▸ **PROBLEM TO SOLVE**
Every entry that follows should be reproduced exactly.

▸ **TASK INPUT**

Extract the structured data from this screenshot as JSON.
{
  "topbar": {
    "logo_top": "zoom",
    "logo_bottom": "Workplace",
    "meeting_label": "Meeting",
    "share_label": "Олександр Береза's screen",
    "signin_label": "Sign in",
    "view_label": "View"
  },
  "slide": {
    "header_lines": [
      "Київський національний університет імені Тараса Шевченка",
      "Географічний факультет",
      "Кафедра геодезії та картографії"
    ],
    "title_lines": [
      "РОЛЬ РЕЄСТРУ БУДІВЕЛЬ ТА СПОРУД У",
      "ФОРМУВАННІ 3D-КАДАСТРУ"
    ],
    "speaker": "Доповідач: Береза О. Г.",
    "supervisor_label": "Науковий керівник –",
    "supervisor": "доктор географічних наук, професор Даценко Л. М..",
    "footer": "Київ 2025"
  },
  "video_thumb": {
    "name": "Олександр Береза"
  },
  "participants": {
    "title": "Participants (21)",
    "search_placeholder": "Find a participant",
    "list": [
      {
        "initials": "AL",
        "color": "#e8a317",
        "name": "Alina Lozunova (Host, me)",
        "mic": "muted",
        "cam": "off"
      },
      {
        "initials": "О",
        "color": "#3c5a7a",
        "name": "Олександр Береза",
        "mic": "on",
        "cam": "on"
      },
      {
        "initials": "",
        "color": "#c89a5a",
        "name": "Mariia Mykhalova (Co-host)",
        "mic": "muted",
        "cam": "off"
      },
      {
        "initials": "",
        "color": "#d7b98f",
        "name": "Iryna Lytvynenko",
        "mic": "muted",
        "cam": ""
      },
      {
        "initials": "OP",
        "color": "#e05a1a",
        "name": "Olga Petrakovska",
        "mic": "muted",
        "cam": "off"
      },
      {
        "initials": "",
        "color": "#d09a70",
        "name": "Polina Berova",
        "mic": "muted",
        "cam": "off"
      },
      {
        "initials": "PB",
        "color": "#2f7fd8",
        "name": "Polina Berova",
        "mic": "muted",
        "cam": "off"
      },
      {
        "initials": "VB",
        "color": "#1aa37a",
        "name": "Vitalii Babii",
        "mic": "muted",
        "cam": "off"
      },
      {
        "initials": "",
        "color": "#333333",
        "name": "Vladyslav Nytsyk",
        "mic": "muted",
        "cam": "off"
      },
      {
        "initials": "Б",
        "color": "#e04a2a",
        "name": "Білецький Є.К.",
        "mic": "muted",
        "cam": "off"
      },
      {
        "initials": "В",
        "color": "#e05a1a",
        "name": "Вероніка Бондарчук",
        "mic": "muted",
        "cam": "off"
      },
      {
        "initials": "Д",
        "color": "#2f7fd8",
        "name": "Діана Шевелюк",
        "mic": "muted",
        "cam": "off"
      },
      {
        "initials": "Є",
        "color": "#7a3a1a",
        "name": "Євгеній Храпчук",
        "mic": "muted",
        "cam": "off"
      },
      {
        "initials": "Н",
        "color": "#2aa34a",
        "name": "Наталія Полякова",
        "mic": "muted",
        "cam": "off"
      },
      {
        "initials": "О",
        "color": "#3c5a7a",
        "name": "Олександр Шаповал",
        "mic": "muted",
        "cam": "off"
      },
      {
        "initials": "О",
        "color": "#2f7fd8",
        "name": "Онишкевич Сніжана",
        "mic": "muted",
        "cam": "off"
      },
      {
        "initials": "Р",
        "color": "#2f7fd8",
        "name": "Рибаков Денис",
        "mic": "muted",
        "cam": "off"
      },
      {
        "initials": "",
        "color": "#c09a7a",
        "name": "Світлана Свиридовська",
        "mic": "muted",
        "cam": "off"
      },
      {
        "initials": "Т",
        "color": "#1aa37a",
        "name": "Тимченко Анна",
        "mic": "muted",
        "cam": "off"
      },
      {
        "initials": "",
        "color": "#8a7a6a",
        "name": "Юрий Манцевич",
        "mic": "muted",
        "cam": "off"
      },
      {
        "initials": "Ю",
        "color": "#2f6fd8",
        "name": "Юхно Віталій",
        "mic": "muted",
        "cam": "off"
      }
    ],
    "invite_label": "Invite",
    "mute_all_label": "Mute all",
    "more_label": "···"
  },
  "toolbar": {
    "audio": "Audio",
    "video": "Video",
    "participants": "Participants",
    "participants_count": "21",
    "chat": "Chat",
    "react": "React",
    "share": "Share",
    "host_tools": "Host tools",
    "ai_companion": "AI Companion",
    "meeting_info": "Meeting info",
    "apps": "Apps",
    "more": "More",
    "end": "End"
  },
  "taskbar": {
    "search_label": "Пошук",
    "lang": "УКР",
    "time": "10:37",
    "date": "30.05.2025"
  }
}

▸ **ANSWER TO THIS PROBLEM**
Extract the structured data from this screenshot as JSON.
{
  "topbar": {
    "logo_top": "zoom",
    "logo_bottom": "Workplace",
    "meeting_label": "Meeting",
    "share_label": "Олександр Береза's screen",
    "signin_label": "Sign in",
    "view_label": "View"
  },
  "slide": {
    "header_lines": [
      "Київський національний університет імені Тараса Шевченка",
      "Географічний факультет",
      "Кафедра геодезії та картографії"
    ],
    "title_lines": [
      "РОЛЬ РЕЄСТРУ БУДІВЕЛЬ ТА СПОРУД У",
      "ФОРМУВАННІ 3D-КАДАСТРУ"
    ],
    "speaker": "Доповідач: Береза О. Г.",
    "supervisor_label": "Науковий керівник –",
    "supervisor": "доктор географічних наук, професор Даценко Л. М..",
    "footer": "Київ 2025"
  },
  "video_thumb": {
    "name": "Олександр Береза"
  },
  "participants": {
    "title": "Participants (21)",
    "search_placeholder": "Find a participant",
    "list": [
      {
        "initials": "AL",
        "color": "#e8a317",
        "name": "Alina Lozunova (Host, me)",
        "mic": "muted",
        "cam": "off"
      },
      {
        "initials": "О",
        "color": "#3c5a7a",
        "name": "Олександр Береза",
        "mic": "on",
        "cam": "on"
      },
      {
        "initials": "",
        "color": "#c89a5a",
        "name": "Mariia Mykhalova (Co-host)",
        "mic": "muted",
        "cam": "off"
      },
      {
        "initials": "",
        "color": "#d7b98f",
        "name": "Iryna Lytvynenko",
        "mic": "muted",
        "cam": ""
      },
      {
        "initials": "OP",
        "color": "#e05a1a",
        "name": "Olga Petrakovska",
        "mic": "muted",
        "cam": "off"
      },
      {
        "initials": "",
        "color": "#d09a70",
        "name": "Polina Berova",
        "mic": "muted",
        "cam": "off"
      },
      {
        "initials": "PB",
        "color": "#2f7fd8",
        "name": "Polina Berova",
        "mic": "muted",
        "cam": "off"
      },
      {
        "initials": "VB",
        "color": "#1aa37a",
        "name": "Vitalii Babii",
        "mic": "muted",
        "cam": "off"
      },
      {
        "initials": "",
        "color": "#333333",
        "name": "Vladyslav Nytsyk",
        "mic": "muted",
        "cam": "off"
      },
      {
        "initials": "Б",
        "color": "#e04a2a",
        "name": "Білецький Є.К.",
        "mic": "muted",
        "cam": "off"
      },
      {
        "initials": "В",
        "color": "#e05a1a",
        "name": "Вероніка Бондарчук",
        "mic": "muted",
        "cam": "off"
      },
      {
        "initials": "Д",
        "color": "#2f7fd8",
        "name": "Діана Шевелюк",
        "mic": "muted",
        "cam": "off"
      },
      {
        "initials": "Є",
        "color": "#7a3a1a",
        "name": "Євгеній Храпчук",
        "mic": "muted",
        "cam": "off"
      },
      {
        "initials": "Н",
        "color": "#2aa34a",
        "name": "Наталія Полякова",
        "mic": "muted",
        "cam": "off"
      },
      {
        "initials": "О",
        "color": "#3c5a7a",
        "name": "Олександр Шаповал",
        "mic": "muted",
        "cam": "off"
      },
      {
        "initials": "О",
        "color": "#2f7fd8",
        "name": "Онишкевич Сніжана",
        "mic": "muted",
        "cam": "off"
      },
      {
        "initials": "Р",
        "color": "#2f7fd8",
        "name": "Рибаков Денис",
        "mic": "muted",
        "cam": "off"
      },
      {
        "initials": "",
        "color": "#c09a7a",
        "name": "Світлана Свиридовська",
        "mic": "muted",
        "cam": "off"
      },
      {
        "initials": "Т",
        "color": "#1aa37a",
        "name": "Тимченко Анна",
        "mic": "muted",
        "cam": "off"
      },
      {
        "initials": "",
        "color": "#8a7a6a",
        "name": "Юрий Манцевич",
        "mic": "muted",
        "cam": "off"
      },
      {
        "initials": "Ю",
        "color": "#2f6fd8",
        "name": "Юхно Віталій",
        "mic": "muted",
        "cam": "off"
      }
    ],
    "invite_label": "Invite",
    "mute_all_label": "Mute all",
    "more_label": "···"
  },
  "toolbar": {
    "audio": "Audio",
    "video": "Video",
    "participants": "Participants",
    "participants_count": "21",
    "chat": "Chat",
    "react": "React",
    "share": "Share",
    "host_tools": "Host tools",
    "ai_companion": "AI Companion",
    "meeting_info": "Meeting info",
    "apps": "Apps",
    "more": "More",
    "end": "End"
  },
  "taskbar": {
    "search_label": "Пошук",
    "lang": "УКР",
    "time": "10:37",
    "date": "30.05.2025"
  }
}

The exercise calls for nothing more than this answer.